Extract each line where the string "name" shows up.

====== RECORDS PROVIDED

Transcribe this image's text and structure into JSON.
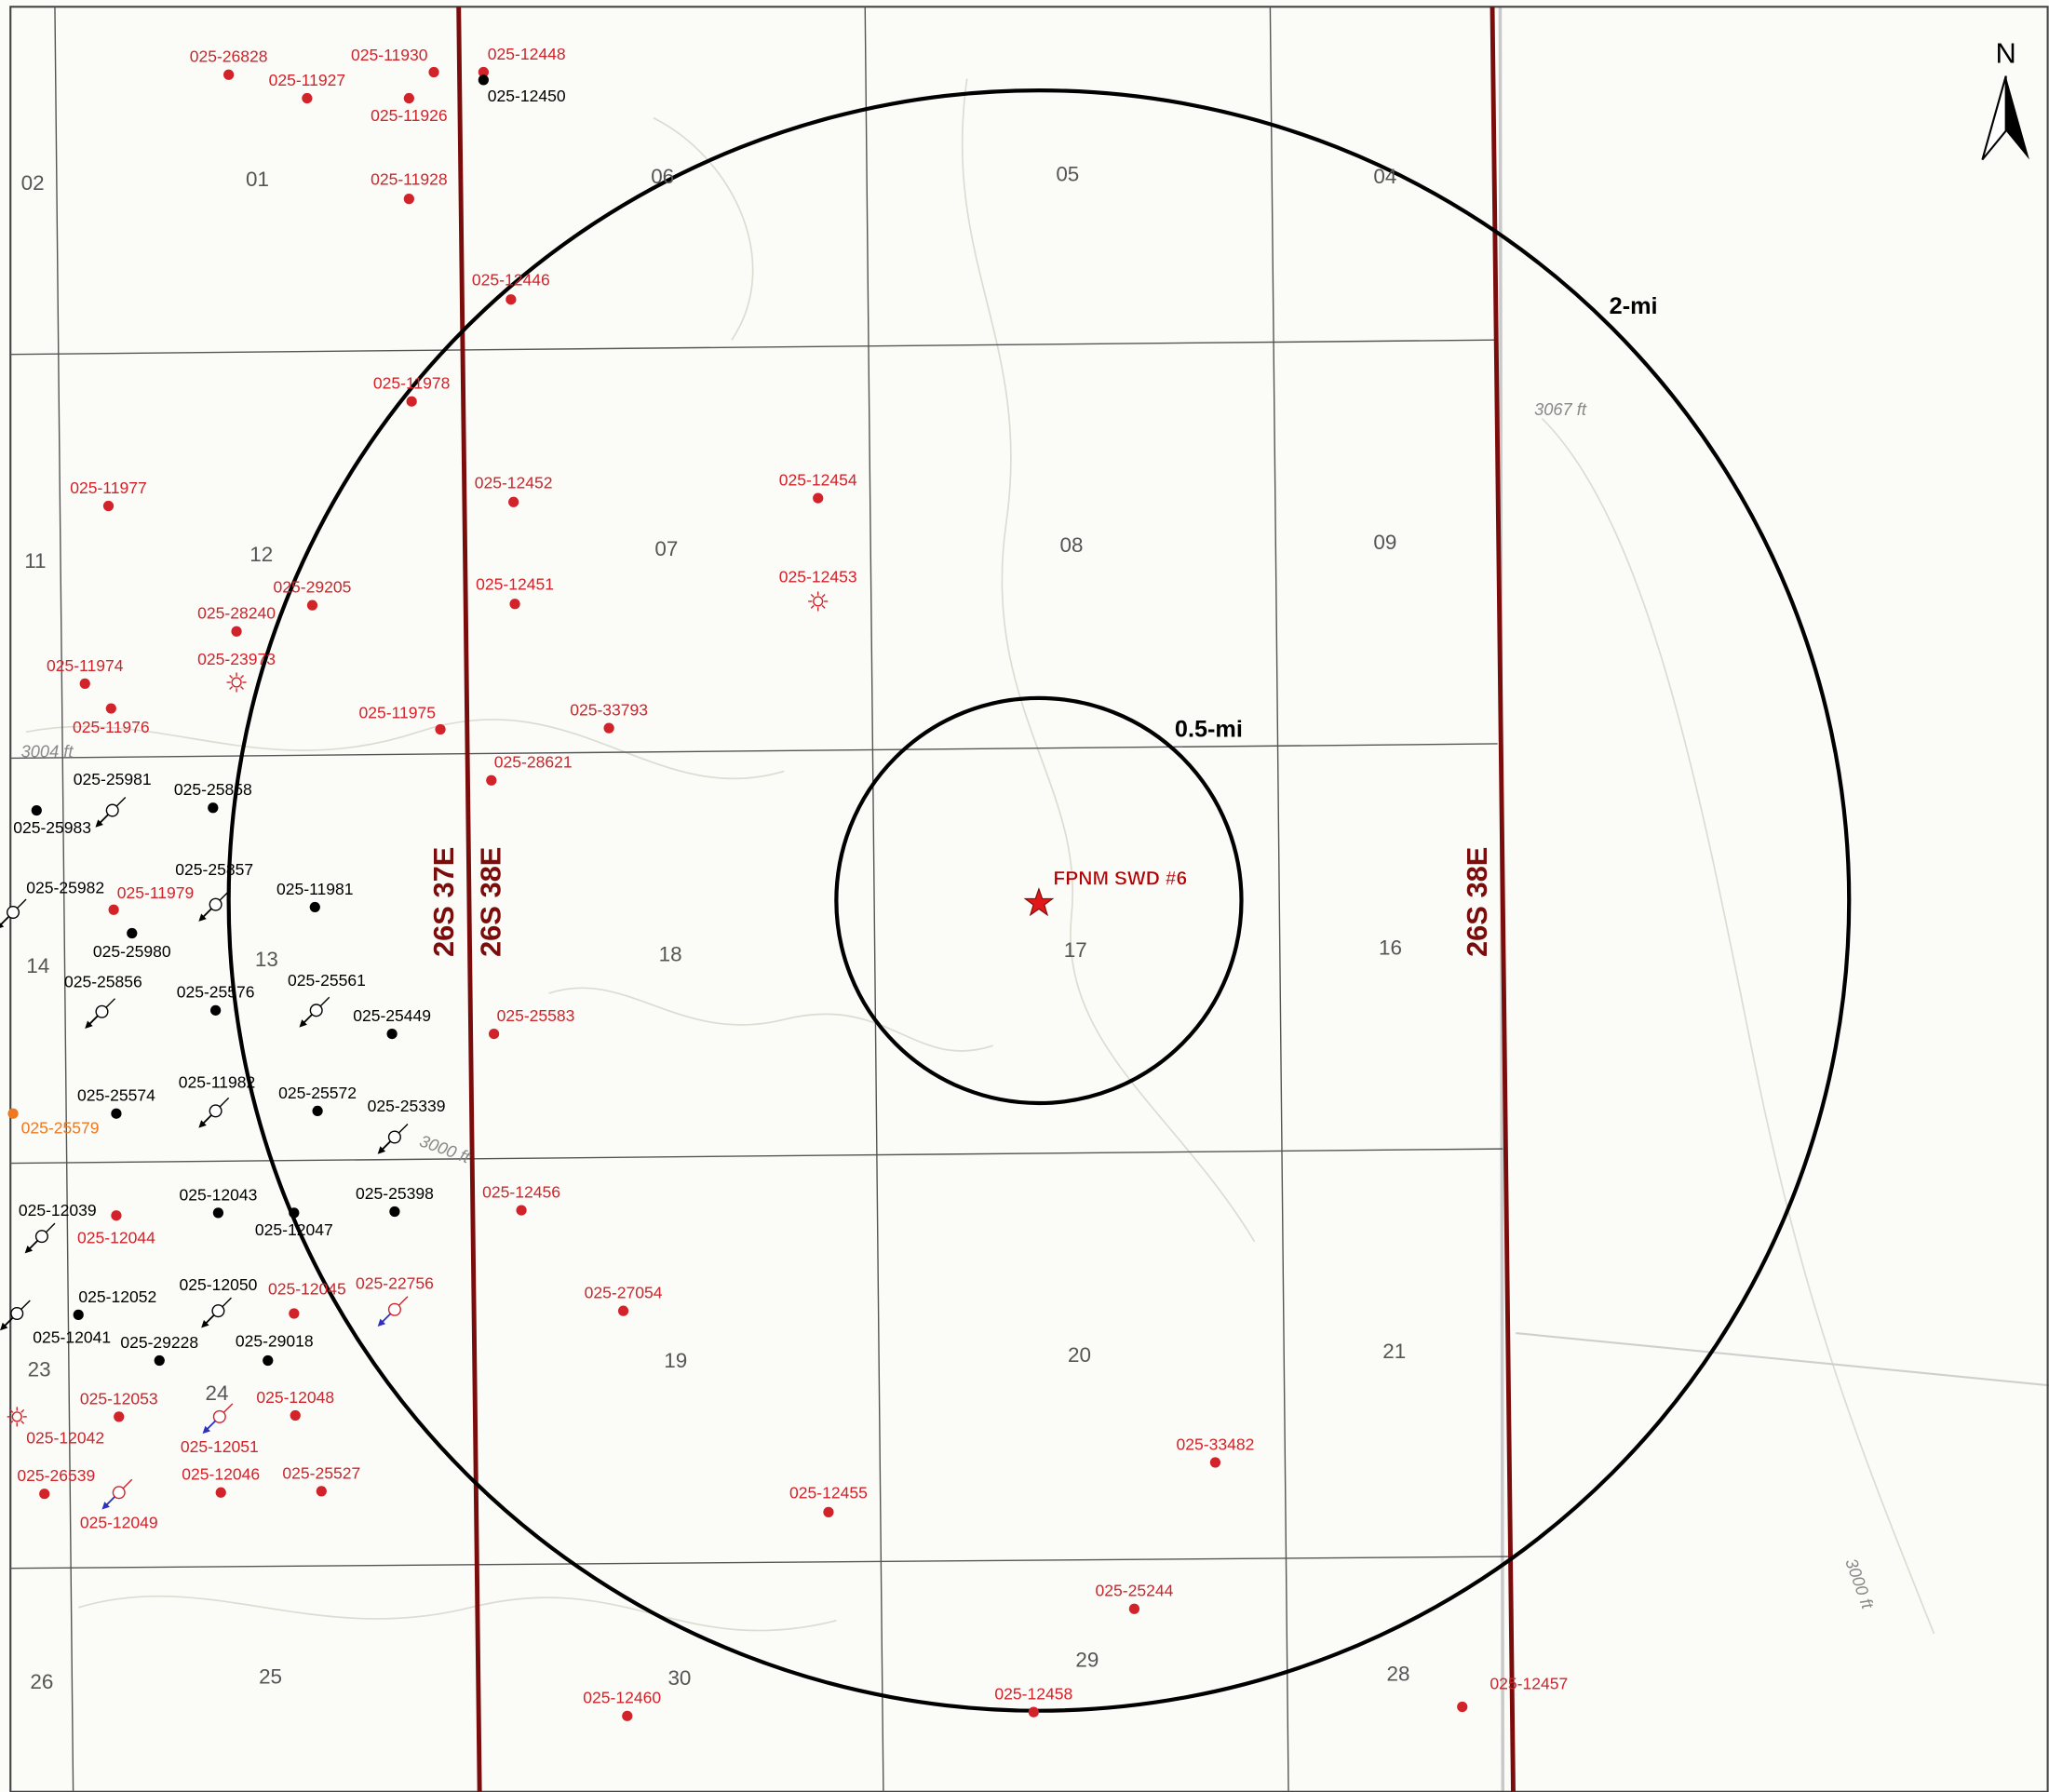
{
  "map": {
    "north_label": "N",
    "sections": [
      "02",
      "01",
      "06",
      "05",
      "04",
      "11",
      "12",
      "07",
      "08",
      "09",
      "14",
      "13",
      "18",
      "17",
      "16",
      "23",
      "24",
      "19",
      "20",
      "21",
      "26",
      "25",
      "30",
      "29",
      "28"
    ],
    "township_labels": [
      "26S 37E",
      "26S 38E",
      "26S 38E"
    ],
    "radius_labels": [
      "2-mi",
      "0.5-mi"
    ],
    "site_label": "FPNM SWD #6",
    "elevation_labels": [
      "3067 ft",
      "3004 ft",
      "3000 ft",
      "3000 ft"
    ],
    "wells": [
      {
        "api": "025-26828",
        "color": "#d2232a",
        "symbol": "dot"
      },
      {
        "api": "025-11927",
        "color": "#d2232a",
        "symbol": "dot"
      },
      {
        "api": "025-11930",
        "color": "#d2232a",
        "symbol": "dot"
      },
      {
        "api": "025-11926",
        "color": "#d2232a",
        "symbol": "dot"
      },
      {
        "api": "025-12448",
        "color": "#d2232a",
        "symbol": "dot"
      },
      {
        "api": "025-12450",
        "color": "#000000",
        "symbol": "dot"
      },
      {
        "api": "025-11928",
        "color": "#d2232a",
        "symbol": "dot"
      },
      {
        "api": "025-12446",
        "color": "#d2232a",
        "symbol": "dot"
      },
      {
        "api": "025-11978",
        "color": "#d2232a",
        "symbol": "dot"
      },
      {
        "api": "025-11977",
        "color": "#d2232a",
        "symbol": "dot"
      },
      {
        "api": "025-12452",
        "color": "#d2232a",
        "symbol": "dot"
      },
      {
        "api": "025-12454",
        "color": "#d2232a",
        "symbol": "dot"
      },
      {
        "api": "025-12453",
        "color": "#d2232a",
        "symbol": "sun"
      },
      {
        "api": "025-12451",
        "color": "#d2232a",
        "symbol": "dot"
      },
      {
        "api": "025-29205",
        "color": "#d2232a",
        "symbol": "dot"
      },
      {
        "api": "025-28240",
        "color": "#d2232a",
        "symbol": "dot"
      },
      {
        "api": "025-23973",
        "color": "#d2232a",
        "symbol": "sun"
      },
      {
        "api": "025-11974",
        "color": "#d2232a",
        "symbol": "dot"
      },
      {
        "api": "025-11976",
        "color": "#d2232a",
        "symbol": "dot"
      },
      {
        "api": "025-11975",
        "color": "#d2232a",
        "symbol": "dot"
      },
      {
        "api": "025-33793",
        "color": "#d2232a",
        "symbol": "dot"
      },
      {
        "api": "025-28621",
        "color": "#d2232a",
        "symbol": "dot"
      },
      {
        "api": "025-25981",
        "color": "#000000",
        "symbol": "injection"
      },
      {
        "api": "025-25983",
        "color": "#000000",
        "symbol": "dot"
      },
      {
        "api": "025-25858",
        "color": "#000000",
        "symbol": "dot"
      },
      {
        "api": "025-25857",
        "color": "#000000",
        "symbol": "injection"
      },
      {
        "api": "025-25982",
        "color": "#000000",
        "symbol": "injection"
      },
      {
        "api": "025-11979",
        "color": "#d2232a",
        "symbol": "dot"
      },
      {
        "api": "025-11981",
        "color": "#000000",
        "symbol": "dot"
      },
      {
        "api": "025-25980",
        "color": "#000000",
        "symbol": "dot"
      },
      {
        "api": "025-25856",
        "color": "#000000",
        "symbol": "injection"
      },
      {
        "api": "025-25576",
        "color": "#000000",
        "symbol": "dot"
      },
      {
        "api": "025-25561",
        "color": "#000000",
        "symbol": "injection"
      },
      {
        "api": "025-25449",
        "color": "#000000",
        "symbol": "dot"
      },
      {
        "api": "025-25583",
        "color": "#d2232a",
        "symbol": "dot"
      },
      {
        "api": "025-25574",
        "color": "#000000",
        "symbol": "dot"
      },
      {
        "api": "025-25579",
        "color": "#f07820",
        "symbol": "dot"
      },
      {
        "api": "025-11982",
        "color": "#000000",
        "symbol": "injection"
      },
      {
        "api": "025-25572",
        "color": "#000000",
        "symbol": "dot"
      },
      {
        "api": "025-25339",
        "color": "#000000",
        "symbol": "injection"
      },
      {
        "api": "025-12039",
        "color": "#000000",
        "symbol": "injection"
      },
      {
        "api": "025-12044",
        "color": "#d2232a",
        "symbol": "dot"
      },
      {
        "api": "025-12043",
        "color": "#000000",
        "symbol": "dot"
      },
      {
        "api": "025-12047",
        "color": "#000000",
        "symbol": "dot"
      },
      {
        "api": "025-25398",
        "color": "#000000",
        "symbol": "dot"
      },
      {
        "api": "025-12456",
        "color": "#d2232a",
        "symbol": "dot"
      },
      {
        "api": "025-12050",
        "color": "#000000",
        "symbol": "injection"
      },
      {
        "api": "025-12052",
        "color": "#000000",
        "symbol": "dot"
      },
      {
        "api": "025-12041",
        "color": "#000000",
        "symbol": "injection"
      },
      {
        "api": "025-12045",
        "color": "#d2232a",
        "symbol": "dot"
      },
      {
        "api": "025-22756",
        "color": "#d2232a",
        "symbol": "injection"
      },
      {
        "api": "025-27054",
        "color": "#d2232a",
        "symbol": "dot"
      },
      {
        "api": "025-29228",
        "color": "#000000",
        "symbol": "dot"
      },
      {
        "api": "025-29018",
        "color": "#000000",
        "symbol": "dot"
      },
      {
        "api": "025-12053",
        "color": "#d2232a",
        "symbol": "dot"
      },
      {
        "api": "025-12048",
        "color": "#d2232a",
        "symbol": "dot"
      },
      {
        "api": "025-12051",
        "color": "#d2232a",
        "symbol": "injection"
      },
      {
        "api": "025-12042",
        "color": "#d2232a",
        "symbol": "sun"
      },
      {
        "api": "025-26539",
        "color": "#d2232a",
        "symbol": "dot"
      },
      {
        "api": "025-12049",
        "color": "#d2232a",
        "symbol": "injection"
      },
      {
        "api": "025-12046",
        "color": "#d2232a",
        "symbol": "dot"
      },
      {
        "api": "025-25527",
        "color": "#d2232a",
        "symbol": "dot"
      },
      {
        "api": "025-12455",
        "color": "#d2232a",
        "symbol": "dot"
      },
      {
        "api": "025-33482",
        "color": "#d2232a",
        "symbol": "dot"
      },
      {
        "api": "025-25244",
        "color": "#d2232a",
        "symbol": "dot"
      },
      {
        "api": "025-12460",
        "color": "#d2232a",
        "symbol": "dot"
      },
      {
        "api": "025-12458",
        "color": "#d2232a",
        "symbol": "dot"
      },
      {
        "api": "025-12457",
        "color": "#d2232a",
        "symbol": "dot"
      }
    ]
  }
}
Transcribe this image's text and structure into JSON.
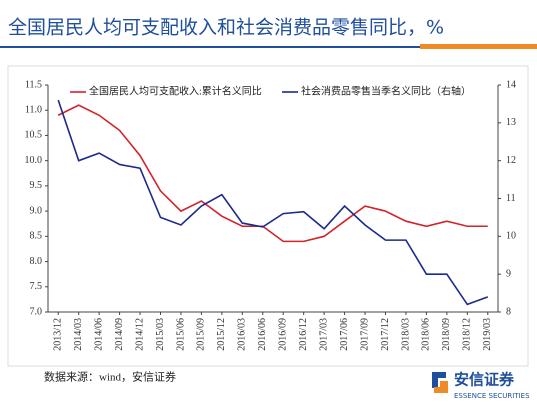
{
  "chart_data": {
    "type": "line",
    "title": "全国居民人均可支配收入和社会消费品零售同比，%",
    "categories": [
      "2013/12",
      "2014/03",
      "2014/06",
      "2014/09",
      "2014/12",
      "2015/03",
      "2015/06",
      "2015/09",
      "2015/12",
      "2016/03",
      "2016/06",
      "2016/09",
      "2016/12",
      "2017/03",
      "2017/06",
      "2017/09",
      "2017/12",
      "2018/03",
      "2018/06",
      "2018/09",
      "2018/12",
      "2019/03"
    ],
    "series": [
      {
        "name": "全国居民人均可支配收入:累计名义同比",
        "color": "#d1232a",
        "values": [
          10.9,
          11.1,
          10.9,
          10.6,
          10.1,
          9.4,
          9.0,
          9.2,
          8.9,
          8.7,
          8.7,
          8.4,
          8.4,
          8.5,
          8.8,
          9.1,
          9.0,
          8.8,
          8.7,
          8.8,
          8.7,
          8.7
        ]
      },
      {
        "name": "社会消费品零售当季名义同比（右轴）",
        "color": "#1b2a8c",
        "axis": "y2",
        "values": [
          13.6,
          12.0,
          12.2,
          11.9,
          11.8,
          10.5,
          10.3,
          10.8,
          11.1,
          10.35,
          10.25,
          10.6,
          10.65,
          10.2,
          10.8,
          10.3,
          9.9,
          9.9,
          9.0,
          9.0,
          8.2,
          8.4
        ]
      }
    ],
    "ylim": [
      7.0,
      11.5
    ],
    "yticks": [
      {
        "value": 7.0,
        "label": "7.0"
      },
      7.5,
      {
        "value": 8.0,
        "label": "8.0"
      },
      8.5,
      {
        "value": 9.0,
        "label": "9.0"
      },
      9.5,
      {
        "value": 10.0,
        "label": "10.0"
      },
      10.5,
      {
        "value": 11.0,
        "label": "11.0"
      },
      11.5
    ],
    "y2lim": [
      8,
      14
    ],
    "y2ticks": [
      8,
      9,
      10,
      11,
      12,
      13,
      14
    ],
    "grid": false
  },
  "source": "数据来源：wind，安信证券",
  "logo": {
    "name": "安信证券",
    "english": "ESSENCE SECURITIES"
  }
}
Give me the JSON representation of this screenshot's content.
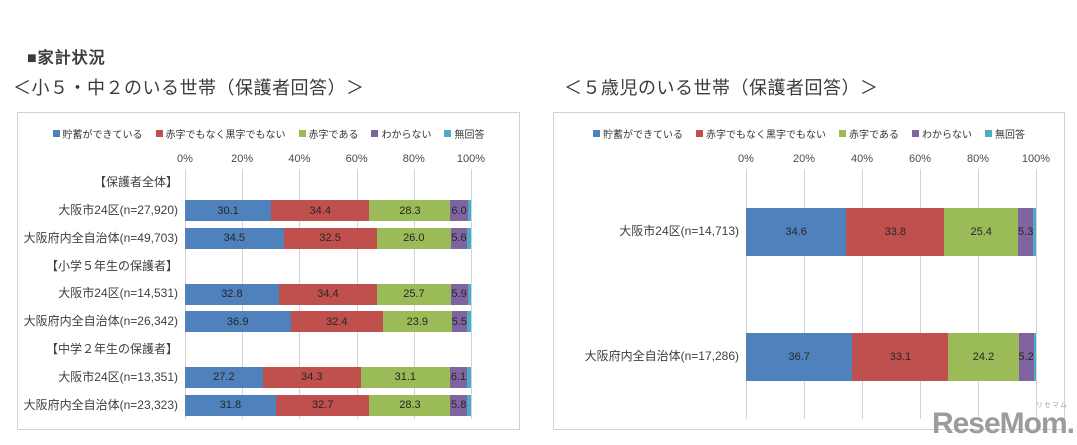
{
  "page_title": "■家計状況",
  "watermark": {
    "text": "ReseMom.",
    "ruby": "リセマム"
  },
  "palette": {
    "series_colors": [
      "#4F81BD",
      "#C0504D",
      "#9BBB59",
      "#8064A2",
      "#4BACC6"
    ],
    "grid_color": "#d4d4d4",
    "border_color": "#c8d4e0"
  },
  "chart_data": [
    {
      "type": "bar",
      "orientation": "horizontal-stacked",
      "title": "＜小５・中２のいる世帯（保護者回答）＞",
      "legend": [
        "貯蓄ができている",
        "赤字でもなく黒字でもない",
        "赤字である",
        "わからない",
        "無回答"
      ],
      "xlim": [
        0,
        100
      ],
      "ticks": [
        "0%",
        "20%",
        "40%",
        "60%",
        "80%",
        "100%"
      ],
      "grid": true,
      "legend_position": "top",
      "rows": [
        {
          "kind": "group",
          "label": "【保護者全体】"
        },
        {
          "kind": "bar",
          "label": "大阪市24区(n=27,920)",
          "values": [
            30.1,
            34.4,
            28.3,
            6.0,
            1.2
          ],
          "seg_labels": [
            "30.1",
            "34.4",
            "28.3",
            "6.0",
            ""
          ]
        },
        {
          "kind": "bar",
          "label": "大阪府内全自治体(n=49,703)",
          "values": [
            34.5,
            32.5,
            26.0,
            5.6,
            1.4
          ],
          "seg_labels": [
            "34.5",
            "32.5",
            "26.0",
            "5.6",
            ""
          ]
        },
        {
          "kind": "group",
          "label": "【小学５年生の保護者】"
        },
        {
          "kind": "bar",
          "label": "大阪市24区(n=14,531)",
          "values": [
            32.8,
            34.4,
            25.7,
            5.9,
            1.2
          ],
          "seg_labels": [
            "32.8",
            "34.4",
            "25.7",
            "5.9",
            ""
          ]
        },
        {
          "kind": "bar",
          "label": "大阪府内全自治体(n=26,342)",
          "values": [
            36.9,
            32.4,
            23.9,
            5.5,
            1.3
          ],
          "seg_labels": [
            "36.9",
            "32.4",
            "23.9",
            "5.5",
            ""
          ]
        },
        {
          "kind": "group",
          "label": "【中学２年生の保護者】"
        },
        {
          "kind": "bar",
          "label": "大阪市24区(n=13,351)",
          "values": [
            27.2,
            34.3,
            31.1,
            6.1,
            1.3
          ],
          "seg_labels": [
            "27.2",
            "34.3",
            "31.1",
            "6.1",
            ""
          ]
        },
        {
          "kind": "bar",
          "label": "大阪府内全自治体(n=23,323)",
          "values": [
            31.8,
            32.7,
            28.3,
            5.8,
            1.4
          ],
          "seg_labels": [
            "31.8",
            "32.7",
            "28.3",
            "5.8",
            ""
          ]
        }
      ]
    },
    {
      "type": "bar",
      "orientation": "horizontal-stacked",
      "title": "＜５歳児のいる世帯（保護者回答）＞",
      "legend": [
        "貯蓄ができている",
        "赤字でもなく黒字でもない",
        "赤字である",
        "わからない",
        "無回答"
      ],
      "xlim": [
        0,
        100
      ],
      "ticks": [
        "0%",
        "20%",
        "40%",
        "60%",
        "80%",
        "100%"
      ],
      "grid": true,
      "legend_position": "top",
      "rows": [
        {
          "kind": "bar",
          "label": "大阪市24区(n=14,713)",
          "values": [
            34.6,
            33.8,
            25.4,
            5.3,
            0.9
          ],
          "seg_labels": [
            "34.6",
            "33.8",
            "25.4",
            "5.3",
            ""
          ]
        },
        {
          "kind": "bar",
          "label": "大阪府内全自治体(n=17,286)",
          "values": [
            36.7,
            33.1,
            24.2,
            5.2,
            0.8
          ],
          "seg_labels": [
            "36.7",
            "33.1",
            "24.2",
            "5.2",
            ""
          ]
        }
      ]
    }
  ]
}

============

◆ RESPONSE TO THIS EXERCISE:
        "name": "全国居民人均可支配收入:累计名义同比",
        "name": "社会消费品零售当季名义同比（右轴）",
    "name": "安信证券",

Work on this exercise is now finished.